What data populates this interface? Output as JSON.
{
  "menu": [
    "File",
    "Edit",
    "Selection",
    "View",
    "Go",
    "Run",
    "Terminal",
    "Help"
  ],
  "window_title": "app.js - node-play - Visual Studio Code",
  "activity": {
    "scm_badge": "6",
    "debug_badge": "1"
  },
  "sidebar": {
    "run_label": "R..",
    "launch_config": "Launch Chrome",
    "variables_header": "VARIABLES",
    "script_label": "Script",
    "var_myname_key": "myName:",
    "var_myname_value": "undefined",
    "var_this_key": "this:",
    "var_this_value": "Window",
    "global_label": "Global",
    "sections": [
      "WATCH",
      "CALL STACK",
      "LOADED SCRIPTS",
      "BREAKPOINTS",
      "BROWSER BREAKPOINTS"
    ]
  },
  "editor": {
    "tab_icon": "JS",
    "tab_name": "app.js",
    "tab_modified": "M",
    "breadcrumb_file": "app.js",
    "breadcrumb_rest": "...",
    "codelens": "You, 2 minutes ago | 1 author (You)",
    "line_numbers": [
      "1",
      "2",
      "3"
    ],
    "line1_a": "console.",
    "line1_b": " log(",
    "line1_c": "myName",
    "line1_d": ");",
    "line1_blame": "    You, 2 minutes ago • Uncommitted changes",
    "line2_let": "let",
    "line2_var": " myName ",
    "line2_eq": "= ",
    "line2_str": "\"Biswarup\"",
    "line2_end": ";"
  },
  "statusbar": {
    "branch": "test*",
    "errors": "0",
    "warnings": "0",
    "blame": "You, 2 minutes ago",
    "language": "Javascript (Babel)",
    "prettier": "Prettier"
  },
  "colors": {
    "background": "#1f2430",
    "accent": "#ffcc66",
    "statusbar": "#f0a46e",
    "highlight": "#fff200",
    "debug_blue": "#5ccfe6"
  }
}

▸ The request:
Output each record precisely as given.

▸ Exercise answer:
What data populates this interface? Output as JSON.
{
  "menu": [
    "File",
    "Edit",
    "Selection",
    "View",
    "Go",
    "Run",
    "Terminal",
    "Help"
  ],
  "window_title": "app.js - node-play - Visual Studio Code",
  "activity": {
    "scm_badge": "6",
    "debug_badge": "1"
  },
  "sidebar": {
    "run_label": "R..",
    "launch_config": "Launch Chrome",
    "variables_header": "VARIABLES",
    "script_label": "Script",
    "var_myname_key": "myName:",
    "var_myname_value": "undefined",
    "var_this_key": "this:",
    "var_this_value": "Window",
    "global_label": "Global",
    "sections": [
      "WATCH",
      "CALL STACK",
      "LOADED SCRIPTS",
      "BREAKPOINTS",
      "BROWSER BREAKPOINTS"
    ]
  },
  "editor": {
    "tab_icon": "JS",
    "tab_name": "app.js",
    "tab_modified": "M",
    "breadcrumb_file": "app.js",
    "breadcrumb_rest": "...",
    "codelens": "You, 2 minutes ago | 1 author (You)",
    "line_numbers": [
      "1",
      "2",
      "3"
    ],
    "line1_a": "console.",
    "line1_b": " log(",
    "line1_c": "myName",
    "line1_d": ");",
    "line1_blame": "    You, 2 minutes ago • Uncommitted changes",
    "line2_let": "let",
    "line2_var": " myName ",
    "line2_eq": "= ",
    "line2_str": "\"Biswarup\"",
    "line2_end": ";"
  },
  "statusbar": {
    "branch": "test*",
    "errors": "0",
    "warnings": "0",
    "blame": "You, 2 minutes ago",
    "language": "Javascript (Babel)",
    "prettier": "Prettier"
  },
  "colors": {
    "background": "#1f2430",
    "accent": "#ffcc66",
    "statusbar": "#f0a46e",
    "highlight": "#fff200",
    "debug_blue": "#5ccfe6"
  }
}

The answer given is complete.